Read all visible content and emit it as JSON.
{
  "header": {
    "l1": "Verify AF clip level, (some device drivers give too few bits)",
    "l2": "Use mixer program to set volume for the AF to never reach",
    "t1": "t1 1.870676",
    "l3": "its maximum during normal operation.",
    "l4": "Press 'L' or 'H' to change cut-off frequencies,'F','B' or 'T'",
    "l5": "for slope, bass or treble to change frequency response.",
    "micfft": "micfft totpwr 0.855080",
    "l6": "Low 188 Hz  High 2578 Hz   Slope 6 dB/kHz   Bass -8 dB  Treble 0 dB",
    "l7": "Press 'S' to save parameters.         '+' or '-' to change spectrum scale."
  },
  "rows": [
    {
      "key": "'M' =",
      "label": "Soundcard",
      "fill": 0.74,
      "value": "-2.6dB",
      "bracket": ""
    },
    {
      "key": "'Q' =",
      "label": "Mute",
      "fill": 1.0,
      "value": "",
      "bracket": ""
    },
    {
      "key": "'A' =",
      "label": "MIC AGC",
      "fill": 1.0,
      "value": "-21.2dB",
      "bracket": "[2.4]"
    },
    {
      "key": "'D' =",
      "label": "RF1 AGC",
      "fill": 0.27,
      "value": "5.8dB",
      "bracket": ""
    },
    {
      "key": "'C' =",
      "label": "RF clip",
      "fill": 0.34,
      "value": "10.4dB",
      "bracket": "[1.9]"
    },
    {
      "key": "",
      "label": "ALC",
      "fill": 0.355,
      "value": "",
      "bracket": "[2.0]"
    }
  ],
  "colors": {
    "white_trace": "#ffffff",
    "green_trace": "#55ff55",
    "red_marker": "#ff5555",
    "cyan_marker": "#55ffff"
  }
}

-.-.-

--- What the exercise asks ---
Reproduce every line above without error.

--- Exercise response ---
Read all visible content and emit it as JSON.
{
  "header": {
    "l1": "Verify AF clip level, (some device drivers give too few bits)",
    "l2": "Use mixer program to set volume for the AF to never reach",
    "t1": "t1 1.870676",
    "l3": "its maximum during normal operation.",
    "l4": "Press 'L' or 'H' to change cut-off frequencies,'F','B' or 'T'",
    "l5": "for slope, bass or treble to change frequency response.",
    "micfft": "micfft totpwr 0.855080",
    "l6": "Low 188 Hz  High 2578 Hz   Slope 6 dB/kHz   Bass -8 dB  Treble 0 dB",
    "l7": "Press 'S' to save parameters.         '+' or '-' to change spectrum scale."
  },
  "rows": [
    {
      "key": "'M' =",
      "label": "Soundcard",
      "fill": 0.74,
      "value": "-2.6dB",
      "bracket": ""
    },
    {
      "key": "'Q' =",
      "label": "Mute",
      "fill": 1.0,
      "value": "",
      "bracket": ""
    },
    {
      "key": "'A' =",
      "label": "MIC AGC",
      "fill": 1.0,
      "value": "-21.2dB",
      "bracket": "[2.4]"
    },
    {
      "key": "'D' =",
      "label": "RF1 AGC",
      "fill": 0.27,
      "value": "5.8dB",
      "bracket": ""
    },
    {
      "key": "'C' =",
      "label": "RF clip",
      "fill": 0.34,
      "value": "10.4dB",
      "bracket": "[1.9]"
    },
    {
      "key": "",
      "label": "ALC",
      "fill": 0.355,
      "value": "",
      "bracket": "[2.0]"
    }
  ],
  "colors": {
    "white_trace": "#ffffff",
    "green_trace": "#55ff55",
    "red_marker": "#ff5555",
    "cyan_marker": "#55ffff"
  }
}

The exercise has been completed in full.